__LISTED RECORDS__:

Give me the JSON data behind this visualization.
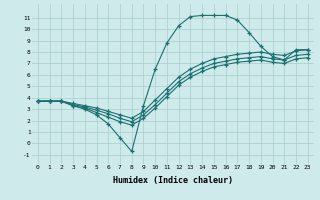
{
  "xlabel": "Humidex (Indice chaleur)",
  "ylabel": "",
  "bg_color": "#ceeaea",
  "grid_color": "#a8cccc",
  "line_color": "#1a7070",
  "xlim": [
    -0.5,
    23.5
  ],
  "ylim": [
    -1.8,
    12.2
  ],
  "yticks": [
    -1,
    0,
    1,
    2,
    3,
    4,
    5,
    6,
    7,
    8,
    9,
    10,
    11
  ],
  "xticks": [
    0,
    1,
    2,
    3,
    4,
    5,
    6,
    7,
    8,
    9,
    10,
    11,
    12,
    13,
    14,
    15,
    16,
    17,
    18,
    19,
    20,
    21,
    22,
    23
  ],
  "line1_x": [
    0,
    1,
    2,
    3,
    4,
    5,
    6,
    7,
    8,
    9,
    10,
    11,
    12,
    13,
    14,
    15,
    16,
    17,
    18,
    19,
    20,
    21,
    22,
    23
  ],
  "line1_y": [
    3.7,
    3.7,
    3.7,
    3.3,
    3.0,
    2.5,
    1.7,
    0.5,
    -0.7,
    3.3,
    6.5,
    8.8,
    10.3,
    11.1,
    11.2,
    11.2,
    11.2,
    10.8,
    9.7,
    8.5,
    7.6,
    7.3,
    8.2,
    8.2
  ],
  "line2_x": [
    0,
    1,
    2,
    3,
    4,
    5,
    6,
    7,
    8,
    9,
    10,
    11,
    12,
    13,
    14,
    15,
    16,
    17,
    18,
    19,
    20,
    21,
    22,
    23
  ],
  "line2_y": [
    3.7,
    3.7,
    3.7,
    3.5,
    3.3,
    3.1,
    2.8,
    2.5,
    2.2,
    2.8,
    3.8,
    4.8,
    5.8,
    6.5,
    7.0,
    7.4,
    7.6,
    7.8,
    7.9,
    8.0,
    7.8,
    7.7,
    8.1,
    8.2
  ],
  "line3_x": [
    0,
    1,
    2,
    3,
    4,
    5,
    6,
    7,
    8,
    9,
    10,
    11,
    12,
    13,
    14,
    15,
    16,
    17,
    18,
    19,
    20,
    21,
    22,
    23
  ],
  "line3_y": [
    3.7,
    3.7,
    3.7,
    3.4,
    3.2,
    2.9,
    2.6,
    2.2,
    1.9,
    2.5,
    3.4,
    4.4,
    5.4,
    6.1,
    6.6,
    7.0,
    7.2,
    7.4,
    7.5,
    7.6,
    7.4,
    7.3,
    7.7,
    7.8
  ],
  "line4_x": [
    0,
    1,
    2,
    3,
    4,
    5,
    6,
    7,
    8,
    9,
    10,
    11,
    12,
    13,
    14,
    15,
    16,
    17,
    18,
    19,
    20,
    21,
    22,
    23
  ],
  "line4_y": [
    3.7,
    3.7,
    3.7,
    3.3,
    3.1,
    2.7,
    2.3,
    1.9,
    1.6,
    2.2,
    3.1,
    4.1,
    5.1,
    5.8,
    6.3,
    6.7,
    6.9,
    7.1,
    7.2,
    7.3,
    7.1,
    7.0,
    7.4,
    7.5
  ]
}
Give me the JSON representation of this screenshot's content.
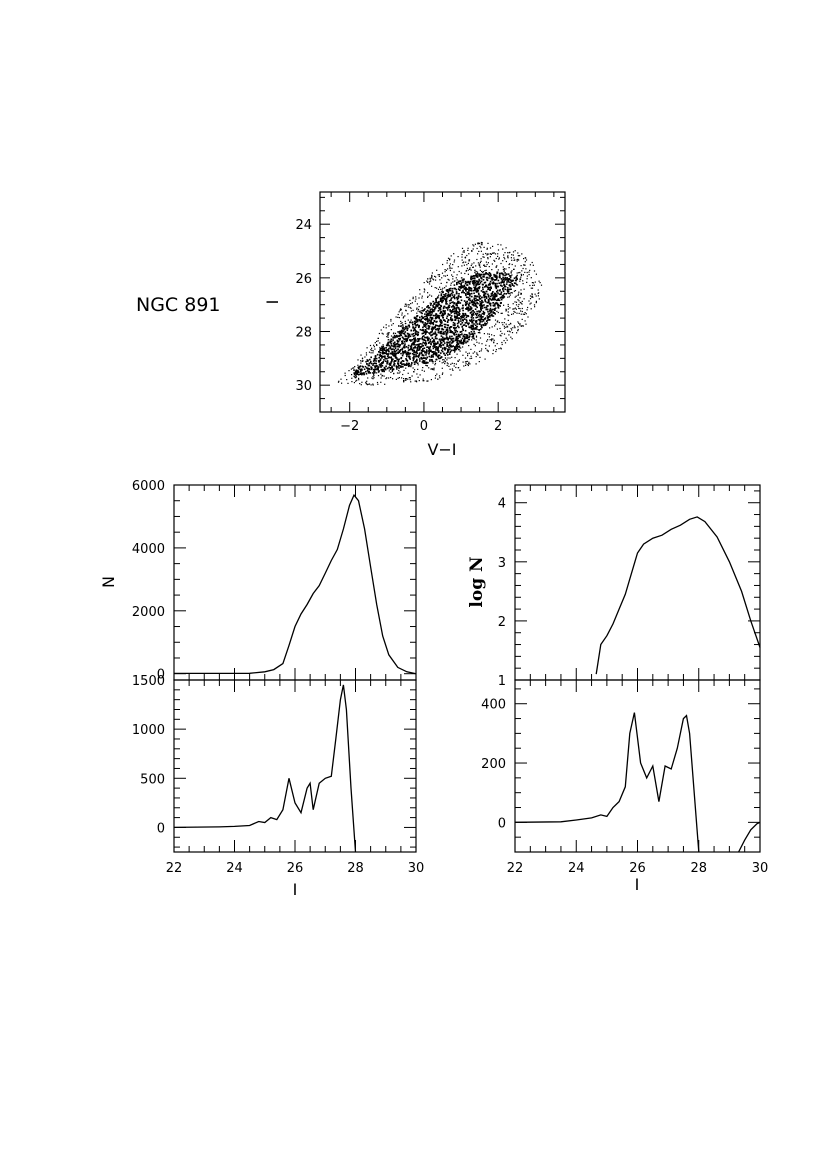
{
  "object_label": "NGC 891",
  "chart_data": [
    {
      "id": "cmd",
      "type": "scatter",
      "xlabel": "V−I",
      "ylabel": "I",
      "xlim": [
        -2.8,
        3.8
      ],
      "ylim": [
        31.0,
        22.8
      ],
      "y_inverted": true,
      "xticks": [
        -2,
        0,
        2
      ],
      "yticks": [
        24,
        26,
        28,
        30
      ],
      "density_core": [
        [
          -2.0,
          29.5
        ],
        [
          -1.5,
          29.0
        ],
        [
          -0.9,
          28.2
        ],
        [
          -0.4,
          27.6
        ],
        [
          0.1,
          27.0
        ],
        [
          0.5,
          26.5
        ],
        [
          0.9,
          26.1
        ],
        [
          1.4,
          25.8
        ],
        [
          2.0,
          25.7
        ],
        [
          2.6,
          26.0
        ],
        [
          2.2,
          26.6
        ],
        [
          1.9,
          27.3
        ],
        [
          1.6,
          27.8
        ],
        [
          1.2,
          28.3
        ],
        [
          0.7,
          28.8
        ],
        [
          0.2,
          29.1
        ],
        [
          -0.5,
          29.3
        ],
        [
          -1.2,
          29.5
        ],
        [
          -1.8,
          29.6
        ]
      ],
      "sparse_envelope": [
        [
          -2.4,
          29.9
        ],
        [
          -1.8,
          29.0
        ],
        [
          -1.0,
          27.6
        ],
        [
          -0.3,
          26.6
        ],
        [
          0.4,
          25.5
        ],
        [
          0.9,
          24.9
        ],
        [
          1.5,
          24.6
        ],
        [
          2.3,
          24.8
        ],
        [
          3.0,
          25.4
        ],
        [
          3.2,
          26.5
        ],
        [
          2.7,
          27.8
        ],
        [
          2.1,
          28.6
        ],
        [
          1.3,
          29.3
        ],
        [
          0.4,
          29.8
        ],
        [
          -0.6,
          29.9
        ],
        [
          -1.6,
          30.0
        ]
      ]
    },
    {
      "id": "lf-linear",
      "type": "line",
      "xlabel": "",
      "ylabel": "N",
      "xlim": [
        22,
        30
      ],
      "ylim": [
        -200,
        6000
      ],
      "yticks": [
        0,
        2000,
        4000,
        6000
      ],
      "x": [
        22.0,
        24.5,
        25.0,
        25.3,
        25.6,
        25.8,
        26.0,
        26.2,
        26.4,
        26.6,
        26.8,
        27.0,
        27.2,
        27.4,
        27.6,
        27.8,
        27.95,
        28.1,
        28.3,
        28.5,
        28.7,
        28.9,
        29.1,
        29.4,
        29.7,
        30.0
      ],
      "y": [
        10,
        12,
        60,
        130,
        320,
        900,
        1500,
        1900,
        2200,
        2550,
        2800,
        3200,
        3600,
        3950,
        4600,
        5350,
        5680,
        5500,
        4600,
        3400,
        2200,
        1200,
        600,
        200,
        60,
        0
      ]
    },
    {
      "id": "lf-linear-residual",
      "type": "line",
      "xlabel": "I",
      "ylabel": "",
      "xlim": [
        22,
        30
      ],
      "ylim": [
        -250,
        1500
      ],
      "xticks": [
        22,
        24,
        26,
        28,
        30
      ],
      "yticks": [
        0,
        500,
        1000,
        1500
      ],
      "x": [
        22.0,
        23.5,
        24.0,
        24.5,
        24.8,
        25.0,
        25.2,
        25.4,
        25.6,
        25.8,
        26.0,
        26.2,
        26.4,
        26.5,
        26.6,
        26.8,
        27.0,
        27.2,
        27.35,
        27.5,
        27.6,
        27.7,
        27.85,
        28.0
      ],
      "y": [
        0,
        5,
        10,
        20,
        60,
        50,
        100,
        80,
        180,
        500,
        250,
        150,
        400,
        450,
        180,
        450,
        500,
        520,
        900,
        1300,
        1450,
        1200,
        400,
        -250
      ]
    },
    {
      "id": "lf-log",
      "type": "line",
      "xlabel": "",
      "ylabel": "log N",
      "xlim": [
        22,
        30
      ],
      "ylim": [
        1,
        4.3
      ],
      "yticks": [
        1,
        2,
        3,
        4
      ],
      "x": [
        24.65,
        24.8,
        25.0,
        25.2,
        25.4,
        25.6,
        25.8,
        26.0,
        26.2,
        26.5,
        26.8,
        27.1,
        27.4,
        27.7,
        27.95,
        28.2,
        28.6,
        29.0,
        29.4,
        29.7,
        30.0
      ],
      "y": [
        1.1,
        1.6,
        1.75,
        1.95,
        2.2,
        2.45,
        2.8,
        3.15,
        3.3,
        3.4,
        3.45,
        3.55,
        3.62,
        3.72,
        3.76,
        3.68,
        3.42,
        3.0,
        2.5,
        2.0,
        1.55
      ]
    },
    {
      "id": "lf-log-residual",
      "type": "line",
      "xlabel": "I",
      "ylabel": "",
      "xlim": [
        22,
        30
      ],
      "ylim": [
        -100,
        480
      ],
      "xticks": [
        22,
        24,
        26,
        28,
        30
      ],
      "yticks": [
        0,
        200,
        400
      ],
      "x": [
        22.0,
        23.5,
        24.0,
        24.5,
        24.8,
        25.0,
        25.2,
        25.4,
        25.6,
        25.75,
        25.9,
        26.1,
        26.3,
        26.5,
        26.7,
        26.9,
        27.1,
        27.3,
        27.5,
        27.6,
        27.7,
        27.85,
        28.0
      ],
      "y": [
        0,
        2,
        8,
        15,
        25,
        20,
        50,
        70,
        120,
        300,
        370,
        200,
        150,
        190,
        70,
        190,
        180,
        250,
        350,
        360,
        300,
        100,
        -100
      ],
      "x2": [
        29.3,
        29.5,
        29.7,
        29.9,
        30.0
      ],
      "y2": [
        -100,
        -60,
        -25,
        -5,
        0
      ]
    }
  ]
}
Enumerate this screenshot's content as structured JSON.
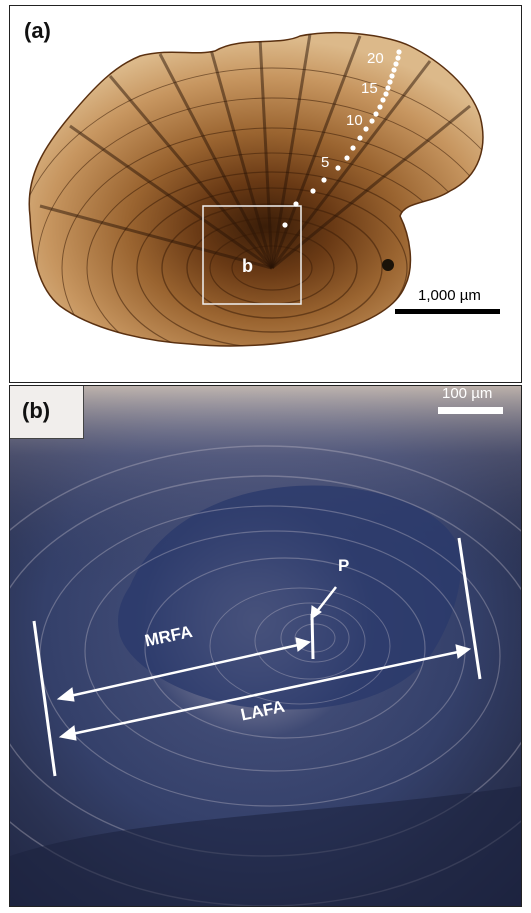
{
  "panel_a": {
    "label": "(a)",
    "inset_label": "b",
    "scale_bar_label": "1,000 µm",
    "ring_counts": [
      "20",
      "15",
      "10",
      "5"
    ]
  },
  "panel_b": {
    "label": "(b)",
    "scale_bar_label": "100 µm",
    "primordium_label": "P",
    "mrfa_label": "MRFA",
    "lafa_label": "LAFA"
  },
  "colors": {
    "otolith_brown": "#a26a34",
    "otolith_light": "#d8ae78",
    "panel_b_background": "#2c3550",
    "annotation_white": "#ffffff"
  }
}
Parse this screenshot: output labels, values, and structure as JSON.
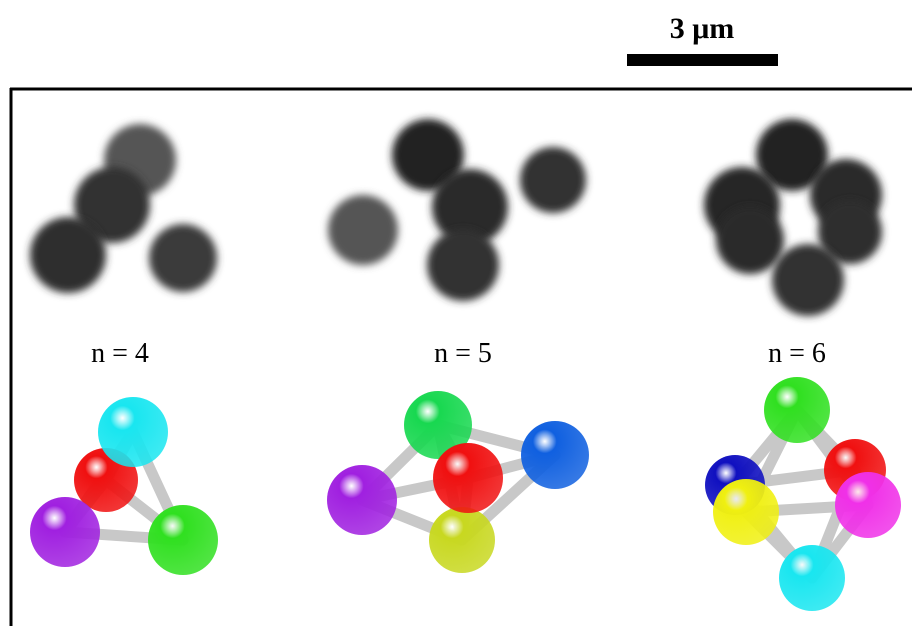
{
  "scale_bar": {
    "label": "3 μm"
  },
  "panels": [
    {
      "label": "n = 4"
    },
    {
      "label": "n = 5"
    },
    {
      "label": "n = 6"
    }
  ]
}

__THE TASK__: Output an exact copy of the lines from the one with "Enumerate this screenshot's" through the closing line of the records, inclusive, without any images.

__THE REPLY__:
Enumerate this screenshot's content as structured JSON.
{
  "panel_a": {
    "label": "(a)",
    "inset_label": "b",
    "scale_bar_label": "1,000 µm",
    "ring_counts": [
      "20",
      "15",
      "10",
      "5"
    ]
  },
  "panel_b": {
    "label": "(b)",
    "scale_bar_label": "100 µm",
    "primordium_label": "P",
    "mrfa_label": "MRFA",
    "lafa_label": "LAFA"
  },
  "colors": {
    "otolith_brown": "#a26a34",
    "otolith_light": "#d8ae78",
    "panel_b_background": "#2c3550",
    "annotation_white": "#ffffff"
  }
}
Parse this screenshot: output labels, values, and structure as JSON.
{
  "scale_bar": {
    "label": "3 μm"
  },
  "panels": [
    {
      "label": "n = 4"
    },
    {
      "label": "n = 5"
    },
    {
      "label": "n = 6"
    }
  ]
}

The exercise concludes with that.